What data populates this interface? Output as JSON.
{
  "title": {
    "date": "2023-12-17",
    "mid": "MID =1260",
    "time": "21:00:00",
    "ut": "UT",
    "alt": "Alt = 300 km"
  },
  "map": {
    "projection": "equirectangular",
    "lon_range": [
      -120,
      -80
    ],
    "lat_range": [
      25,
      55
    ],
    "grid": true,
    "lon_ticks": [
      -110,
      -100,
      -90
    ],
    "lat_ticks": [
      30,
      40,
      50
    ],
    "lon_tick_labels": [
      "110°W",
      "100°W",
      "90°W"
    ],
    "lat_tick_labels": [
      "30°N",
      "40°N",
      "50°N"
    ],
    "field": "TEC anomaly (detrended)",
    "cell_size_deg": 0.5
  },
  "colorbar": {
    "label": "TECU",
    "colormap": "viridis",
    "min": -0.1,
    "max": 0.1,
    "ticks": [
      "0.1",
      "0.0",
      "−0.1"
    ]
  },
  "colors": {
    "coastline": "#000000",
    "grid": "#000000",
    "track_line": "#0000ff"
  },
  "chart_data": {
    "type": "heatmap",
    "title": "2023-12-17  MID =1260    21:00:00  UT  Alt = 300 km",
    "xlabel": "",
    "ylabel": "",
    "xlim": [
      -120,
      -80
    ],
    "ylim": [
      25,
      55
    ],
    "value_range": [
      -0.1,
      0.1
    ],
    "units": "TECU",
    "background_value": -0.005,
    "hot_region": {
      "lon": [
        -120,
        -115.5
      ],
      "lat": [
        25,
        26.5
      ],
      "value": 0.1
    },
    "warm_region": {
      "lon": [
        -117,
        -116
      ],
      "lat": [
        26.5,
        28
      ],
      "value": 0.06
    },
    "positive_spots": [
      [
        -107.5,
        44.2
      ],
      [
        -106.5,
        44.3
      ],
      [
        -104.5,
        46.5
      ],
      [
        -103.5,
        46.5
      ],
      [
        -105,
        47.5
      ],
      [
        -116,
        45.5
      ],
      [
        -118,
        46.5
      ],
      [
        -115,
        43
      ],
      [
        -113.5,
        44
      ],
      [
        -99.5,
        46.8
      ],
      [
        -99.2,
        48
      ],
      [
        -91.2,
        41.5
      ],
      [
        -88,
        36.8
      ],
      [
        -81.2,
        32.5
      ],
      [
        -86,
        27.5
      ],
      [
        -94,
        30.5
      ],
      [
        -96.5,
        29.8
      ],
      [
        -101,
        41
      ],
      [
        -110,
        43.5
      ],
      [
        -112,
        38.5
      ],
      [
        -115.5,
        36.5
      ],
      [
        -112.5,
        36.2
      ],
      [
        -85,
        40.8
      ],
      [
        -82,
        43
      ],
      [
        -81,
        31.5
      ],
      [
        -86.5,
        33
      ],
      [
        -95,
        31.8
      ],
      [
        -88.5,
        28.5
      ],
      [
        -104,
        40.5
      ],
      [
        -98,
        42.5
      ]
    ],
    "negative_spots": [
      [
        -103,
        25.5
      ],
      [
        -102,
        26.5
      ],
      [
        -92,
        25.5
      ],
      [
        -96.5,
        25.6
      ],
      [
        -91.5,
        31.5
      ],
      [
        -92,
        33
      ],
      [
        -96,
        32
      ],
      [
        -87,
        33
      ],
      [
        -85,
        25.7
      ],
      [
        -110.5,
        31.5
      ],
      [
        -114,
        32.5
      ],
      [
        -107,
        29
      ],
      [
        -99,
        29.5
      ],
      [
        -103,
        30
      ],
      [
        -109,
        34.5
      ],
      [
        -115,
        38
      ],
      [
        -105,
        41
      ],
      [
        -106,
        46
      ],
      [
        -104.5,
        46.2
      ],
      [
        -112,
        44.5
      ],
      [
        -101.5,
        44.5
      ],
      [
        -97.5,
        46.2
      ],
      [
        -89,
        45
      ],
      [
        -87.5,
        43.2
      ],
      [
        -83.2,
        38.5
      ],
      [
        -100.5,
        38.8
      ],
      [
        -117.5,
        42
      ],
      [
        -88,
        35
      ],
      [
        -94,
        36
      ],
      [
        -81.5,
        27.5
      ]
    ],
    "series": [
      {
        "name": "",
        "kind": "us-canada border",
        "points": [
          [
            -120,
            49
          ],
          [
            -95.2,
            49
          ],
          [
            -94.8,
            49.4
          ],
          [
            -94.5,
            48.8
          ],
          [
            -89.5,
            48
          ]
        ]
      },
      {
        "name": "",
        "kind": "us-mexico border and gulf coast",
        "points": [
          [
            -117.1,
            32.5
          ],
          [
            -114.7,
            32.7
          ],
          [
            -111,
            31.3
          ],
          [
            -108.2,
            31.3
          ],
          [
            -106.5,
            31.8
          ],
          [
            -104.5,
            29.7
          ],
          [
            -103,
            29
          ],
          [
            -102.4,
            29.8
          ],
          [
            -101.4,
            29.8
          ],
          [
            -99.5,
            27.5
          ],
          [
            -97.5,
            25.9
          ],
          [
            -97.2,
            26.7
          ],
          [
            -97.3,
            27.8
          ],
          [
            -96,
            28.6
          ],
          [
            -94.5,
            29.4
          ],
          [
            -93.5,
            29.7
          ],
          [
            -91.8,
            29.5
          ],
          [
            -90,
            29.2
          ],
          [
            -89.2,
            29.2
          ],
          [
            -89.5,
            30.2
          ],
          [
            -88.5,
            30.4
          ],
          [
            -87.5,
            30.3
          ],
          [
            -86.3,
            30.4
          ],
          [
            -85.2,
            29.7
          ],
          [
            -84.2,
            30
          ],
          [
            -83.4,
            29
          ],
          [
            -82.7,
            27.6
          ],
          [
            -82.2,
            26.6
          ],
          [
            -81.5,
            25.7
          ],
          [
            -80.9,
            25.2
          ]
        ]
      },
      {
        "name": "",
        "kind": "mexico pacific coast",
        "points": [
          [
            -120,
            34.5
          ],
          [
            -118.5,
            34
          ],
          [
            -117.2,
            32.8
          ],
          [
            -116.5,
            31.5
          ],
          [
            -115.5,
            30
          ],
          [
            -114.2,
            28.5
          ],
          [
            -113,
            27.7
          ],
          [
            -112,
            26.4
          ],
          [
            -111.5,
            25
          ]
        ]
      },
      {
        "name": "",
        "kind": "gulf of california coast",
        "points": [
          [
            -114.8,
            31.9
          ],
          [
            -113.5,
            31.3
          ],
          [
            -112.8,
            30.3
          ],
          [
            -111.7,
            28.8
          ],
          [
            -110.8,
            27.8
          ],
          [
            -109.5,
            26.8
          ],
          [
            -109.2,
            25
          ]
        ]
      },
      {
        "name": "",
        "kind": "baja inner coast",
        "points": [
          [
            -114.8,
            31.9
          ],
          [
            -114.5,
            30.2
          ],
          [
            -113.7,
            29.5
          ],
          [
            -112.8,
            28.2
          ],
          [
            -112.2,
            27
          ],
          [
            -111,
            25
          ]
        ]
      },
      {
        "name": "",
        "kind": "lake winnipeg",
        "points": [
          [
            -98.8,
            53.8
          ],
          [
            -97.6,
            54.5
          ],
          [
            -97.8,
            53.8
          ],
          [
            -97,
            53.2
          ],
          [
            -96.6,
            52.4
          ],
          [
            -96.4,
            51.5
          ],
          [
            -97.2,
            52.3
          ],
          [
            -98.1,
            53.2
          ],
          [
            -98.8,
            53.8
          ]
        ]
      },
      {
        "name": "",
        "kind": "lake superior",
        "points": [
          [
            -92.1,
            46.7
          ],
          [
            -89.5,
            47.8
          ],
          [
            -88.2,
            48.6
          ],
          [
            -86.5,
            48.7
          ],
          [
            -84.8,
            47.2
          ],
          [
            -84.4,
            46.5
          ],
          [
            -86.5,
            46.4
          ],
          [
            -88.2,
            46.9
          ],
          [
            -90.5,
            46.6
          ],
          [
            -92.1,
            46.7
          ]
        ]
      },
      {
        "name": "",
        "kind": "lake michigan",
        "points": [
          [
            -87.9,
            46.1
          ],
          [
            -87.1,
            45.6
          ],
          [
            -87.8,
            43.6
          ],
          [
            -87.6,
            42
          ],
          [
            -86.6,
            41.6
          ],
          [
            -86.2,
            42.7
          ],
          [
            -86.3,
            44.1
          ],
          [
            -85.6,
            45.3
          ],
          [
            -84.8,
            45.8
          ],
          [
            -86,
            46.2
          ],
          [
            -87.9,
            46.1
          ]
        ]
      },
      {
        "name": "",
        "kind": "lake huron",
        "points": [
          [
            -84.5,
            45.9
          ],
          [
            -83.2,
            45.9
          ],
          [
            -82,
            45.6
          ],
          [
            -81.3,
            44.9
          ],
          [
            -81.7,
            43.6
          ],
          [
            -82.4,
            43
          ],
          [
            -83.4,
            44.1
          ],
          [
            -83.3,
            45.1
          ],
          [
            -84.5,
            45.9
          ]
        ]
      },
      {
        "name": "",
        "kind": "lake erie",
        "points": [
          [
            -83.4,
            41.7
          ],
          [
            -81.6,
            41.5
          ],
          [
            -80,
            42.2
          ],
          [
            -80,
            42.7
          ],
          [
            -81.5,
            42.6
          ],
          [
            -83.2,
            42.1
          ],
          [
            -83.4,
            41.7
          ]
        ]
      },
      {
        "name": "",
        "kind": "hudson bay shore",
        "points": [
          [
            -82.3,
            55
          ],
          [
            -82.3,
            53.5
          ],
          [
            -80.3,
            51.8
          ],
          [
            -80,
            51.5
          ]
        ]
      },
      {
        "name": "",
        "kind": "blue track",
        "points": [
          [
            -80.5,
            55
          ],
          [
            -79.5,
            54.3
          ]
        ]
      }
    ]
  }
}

————

▸ TASK DIRECTIONS
Filter the records above for lines containing the word "mexico", and copy those lines.

▸ RESULT FOR THIS TASK
        "kind": "us-mexico border and gulf coast",
        "kind": "mexico pacific coast",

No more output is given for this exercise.